[What the task requires]
Write out the listing below from the line containing "Transcribe this image's" to its last line, unaltered, ends included.
========
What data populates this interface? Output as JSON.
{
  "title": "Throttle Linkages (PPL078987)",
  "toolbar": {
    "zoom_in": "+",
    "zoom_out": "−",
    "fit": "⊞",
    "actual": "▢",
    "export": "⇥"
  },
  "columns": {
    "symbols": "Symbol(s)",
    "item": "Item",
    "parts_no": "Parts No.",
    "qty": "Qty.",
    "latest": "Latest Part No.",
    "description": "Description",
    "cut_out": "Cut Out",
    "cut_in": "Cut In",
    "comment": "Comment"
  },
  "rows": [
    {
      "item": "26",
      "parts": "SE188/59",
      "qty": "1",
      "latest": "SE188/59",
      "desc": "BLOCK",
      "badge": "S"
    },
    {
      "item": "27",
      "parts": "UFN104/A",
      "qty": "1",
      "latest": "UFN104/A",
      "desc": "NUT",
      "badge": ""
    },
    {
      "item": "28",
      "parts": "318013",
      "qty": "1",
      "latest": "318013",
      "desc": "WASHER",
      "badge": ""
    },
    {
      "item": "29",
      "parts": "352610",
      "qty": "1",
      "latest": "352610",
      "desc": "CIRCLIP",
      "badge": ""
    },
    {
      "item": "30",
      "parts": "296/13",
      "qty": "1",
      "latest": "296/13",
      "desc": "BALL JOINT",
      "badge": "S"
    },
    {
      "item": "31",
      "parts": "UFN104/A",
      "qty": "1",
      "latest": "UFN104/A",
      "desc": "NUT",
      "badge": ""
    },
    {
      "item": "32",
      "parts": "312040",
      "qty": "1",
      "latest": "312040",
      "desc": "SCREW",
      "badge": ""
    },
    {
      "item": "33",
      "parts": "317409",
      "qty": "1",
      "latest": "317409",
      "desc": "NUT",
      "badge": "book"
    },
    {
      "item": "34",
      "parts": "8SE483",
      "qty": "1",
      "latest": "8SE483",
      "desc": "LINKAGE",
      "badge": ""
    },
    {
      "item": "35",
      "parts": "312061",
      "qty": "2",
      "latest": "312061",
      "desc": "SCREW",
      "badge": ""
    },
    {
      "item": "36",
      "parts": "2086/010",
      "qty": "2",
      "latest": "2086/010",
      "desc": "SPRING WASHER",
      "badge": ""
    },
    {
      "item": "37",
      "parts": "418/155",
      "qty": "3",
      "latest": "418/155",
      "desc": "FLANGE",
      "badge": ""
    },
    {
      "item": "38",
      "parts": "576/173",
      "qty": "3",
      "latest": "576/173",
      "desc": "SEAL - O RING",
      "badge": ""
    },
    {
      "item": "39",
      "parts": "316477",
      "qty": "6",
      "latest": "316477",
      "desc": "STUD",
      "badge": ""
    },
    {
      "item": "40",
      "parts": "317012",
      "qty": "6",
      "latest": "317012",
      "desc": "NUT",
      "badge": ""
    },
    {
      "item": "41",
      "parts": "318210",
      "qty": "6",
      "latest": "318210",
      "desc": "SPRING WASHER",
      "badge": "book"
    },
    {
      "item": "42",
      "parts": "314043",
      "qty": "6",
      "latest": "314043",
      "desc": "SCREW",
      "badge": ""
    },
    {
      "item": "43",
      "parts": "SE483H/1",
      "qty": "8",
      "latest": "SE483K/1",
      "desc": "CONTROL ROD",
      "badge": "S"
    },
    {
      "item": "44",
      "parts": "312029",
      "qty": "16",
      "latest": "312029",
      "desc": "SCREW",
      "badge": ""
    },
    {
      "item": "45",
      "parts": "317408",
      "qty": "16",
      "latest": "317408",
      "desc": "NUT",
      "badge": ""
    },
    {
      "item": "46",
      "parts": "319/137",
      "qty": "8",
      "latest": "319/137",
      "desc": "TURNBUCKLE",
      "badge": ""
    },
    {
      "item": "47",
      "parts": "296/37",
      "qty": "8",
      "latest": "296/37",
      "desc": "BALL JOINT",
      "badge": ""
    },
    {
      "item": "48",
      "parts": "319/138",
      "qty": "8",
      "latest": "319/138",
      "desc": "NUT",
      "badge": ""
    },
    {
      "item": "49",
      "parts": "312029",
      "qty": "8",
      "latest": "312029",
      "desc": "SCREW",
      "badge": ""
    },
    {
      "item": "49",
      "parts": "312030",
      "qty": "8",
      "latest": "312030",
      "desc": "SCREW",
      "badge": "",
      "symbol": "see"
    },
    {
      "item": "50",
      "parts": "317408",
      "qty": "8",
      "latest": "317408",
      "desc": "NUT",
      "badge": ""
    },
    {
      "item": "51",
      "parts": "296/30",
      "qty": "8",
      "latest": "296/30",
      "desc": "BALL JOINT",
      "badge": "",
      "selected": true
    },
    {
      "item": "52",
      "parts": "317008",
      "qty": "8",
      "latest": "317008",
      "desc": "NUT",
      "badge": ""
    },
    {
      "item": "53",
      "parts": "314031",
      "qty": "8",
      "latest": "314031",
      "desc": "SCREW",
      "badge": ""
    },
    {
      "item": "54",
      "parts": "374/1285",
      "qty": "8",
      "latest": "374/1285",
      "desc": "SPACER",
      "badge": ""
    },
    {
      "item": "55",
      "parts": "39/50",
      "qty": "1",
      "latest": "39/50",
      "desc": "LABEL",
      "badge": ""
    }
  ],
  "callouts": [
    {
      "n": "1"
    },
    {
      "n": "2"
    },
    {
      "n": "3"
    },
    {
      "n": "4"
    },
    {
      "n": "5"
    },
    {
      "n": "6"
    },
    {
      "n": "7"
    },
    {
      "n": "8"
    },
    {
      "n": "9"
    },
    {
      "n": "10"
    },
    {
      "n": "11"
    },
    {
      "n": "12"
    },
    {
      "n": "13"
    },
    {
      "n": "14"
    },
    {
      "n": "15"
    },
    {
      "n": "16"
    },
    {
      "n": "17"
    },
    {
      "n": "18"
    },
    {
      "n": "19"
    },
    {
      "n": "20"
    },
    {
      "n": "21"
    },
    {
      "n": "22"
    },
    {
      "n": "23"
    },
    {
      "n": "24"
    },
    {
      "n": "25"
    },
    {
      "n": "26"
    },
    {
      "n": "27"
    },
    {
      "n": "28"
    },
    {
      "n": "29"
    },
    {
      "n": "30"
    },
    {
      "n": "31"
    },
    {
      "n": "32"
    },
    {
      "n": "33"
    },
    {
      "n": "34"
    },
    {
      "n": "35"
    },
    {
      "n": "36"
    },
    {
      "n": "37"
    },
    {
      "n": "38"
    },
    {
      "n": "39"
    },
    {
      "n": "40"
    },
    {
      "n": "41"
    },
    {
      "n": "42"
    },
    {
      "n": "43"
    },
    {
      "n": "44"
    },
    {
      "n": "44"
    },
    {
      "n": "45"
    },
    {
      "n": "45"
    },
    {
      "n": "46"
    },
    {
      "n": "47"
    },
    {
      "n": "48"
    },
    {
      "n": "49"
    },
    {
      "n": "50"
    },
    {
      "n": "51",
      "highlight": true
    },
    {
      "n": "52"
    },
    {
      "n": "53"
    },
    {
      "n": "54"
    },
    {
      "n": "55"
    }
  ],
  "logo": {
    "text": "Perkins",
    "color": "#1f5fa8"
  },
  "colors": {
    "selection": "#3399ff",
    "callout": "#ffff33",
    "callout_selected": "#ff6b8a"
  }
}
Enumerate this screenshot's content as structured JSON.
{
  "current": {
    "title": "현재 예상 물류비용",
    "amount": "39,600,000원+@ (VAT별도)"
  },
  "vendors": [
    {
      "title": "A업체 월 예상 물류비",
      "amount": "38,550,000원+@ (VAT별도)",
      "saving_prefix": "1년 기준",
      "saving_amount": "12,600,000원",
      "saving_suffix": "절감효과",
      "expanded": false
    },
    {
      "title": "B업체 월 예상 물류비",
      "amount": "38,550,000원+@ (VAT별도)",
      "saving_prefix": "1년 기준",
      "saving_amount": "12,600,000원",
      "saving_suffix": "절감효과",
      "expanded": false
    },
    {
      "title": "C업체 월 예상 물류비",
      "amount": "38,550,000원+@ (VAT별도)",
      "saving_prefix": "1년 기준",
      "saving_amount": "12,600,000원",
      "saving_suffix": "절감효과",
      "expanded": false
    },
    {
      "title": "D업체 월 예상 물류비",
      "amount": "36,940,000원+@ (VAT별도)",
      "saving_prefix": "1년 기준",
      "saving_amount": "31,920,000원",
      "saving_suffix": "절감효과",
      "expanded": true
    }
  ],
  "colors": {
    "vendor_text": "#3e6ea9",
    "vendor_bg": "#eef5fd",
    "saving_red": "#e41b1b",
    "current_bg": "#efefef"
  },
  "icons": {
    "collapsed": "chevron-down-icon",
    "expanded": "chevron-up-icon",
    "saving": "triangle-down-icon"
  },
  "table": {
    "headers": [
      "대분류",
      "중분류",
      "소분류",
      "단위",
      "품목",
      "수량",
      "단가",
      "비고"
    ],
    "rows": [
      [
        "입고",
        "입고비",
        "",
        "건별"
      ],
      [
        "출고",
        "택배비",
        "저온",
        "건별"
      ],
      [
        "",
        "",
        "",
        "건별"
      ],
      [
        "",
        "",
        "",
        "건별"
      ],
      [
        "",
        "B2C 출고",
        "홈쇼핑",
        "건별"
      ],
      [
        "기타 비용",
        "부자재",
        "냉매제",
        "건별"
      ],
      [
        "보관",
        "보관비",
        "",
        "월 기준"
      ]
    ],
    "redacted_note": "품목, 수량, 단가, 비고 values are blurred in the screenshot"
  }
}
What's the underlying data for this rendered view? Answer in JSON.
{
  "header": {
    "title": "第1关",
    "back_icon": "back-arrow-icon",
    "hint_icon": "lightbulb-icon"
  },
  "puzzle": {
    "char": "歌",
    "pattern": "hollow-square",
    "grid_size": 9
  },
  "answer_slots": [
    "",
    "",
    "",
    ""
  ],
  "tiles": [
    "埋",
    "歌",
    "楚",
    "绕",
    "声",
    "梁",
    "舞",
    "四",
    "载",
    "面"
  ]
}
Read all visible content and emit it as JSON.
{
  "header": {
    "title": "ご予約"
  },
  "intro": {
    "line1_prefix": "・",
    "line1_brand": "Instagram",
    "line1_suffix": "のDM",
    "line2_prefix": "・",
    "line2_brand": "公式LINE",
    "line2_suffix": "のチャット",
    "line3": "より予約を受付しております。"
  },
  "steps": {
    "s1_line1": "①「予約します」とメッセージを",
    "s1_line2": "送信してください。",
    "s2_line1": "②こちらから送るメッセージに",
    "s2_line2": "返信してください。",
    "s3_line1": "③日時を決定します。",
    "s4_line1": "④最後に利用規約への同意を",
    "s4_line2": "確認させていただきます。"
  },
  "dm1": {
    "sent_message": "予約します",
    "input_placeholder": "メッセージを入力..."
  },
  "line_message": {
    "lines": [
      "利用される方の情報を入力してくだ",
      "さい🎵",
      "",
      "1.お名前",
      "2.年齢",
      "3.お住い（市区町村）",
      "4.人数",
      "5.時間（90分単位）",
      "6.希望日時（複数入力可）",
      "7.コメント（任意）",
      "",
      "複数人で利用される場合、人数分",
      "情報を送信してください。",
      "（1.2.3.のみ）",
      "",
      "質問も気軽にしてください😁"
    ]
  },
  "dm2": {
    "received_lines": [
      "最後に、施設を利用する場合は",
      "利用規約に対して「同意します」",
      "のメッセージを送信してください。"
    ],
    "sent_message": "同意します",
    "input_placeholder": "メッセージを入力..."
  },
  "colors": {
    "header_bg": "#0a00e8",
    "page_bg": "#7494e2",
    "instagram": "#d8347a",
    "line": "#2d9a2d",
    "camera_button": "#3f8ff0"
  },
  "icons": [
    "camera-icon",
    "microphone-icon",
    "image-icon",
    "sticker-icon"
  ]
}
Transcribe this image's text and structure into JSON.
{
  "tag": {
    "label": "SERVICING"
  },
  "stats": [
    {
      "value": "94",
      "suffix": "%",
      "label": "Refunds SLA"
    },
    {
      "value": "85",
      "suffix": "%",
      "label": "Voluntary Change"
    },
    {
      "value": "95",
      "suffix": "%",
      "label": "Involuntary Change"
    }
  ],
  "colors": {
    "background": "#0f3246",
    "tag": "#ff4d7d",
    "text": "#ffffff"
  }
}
========
[Output of the exercise]
Transcribe this image's text and structure into JSON.
{
  "tag": {
    "label": "SERVICING"
  },
  "stats": [
    {
      "value": "94",
      "suffix": "%",
      "label": "Refunds SLA"
    },
    {
      "value": "85",
      "suffix": "%",
      "label": "Voluntary Change"
    },
    {
      "value": "95",
      "suffix": "%",
      "label": "Involuntary Change"
    }
  ],
  "colors": {
    "background": "#0f3246",
    "tag": "#ff4d7d",
    "text": "#ffffff"
  }
}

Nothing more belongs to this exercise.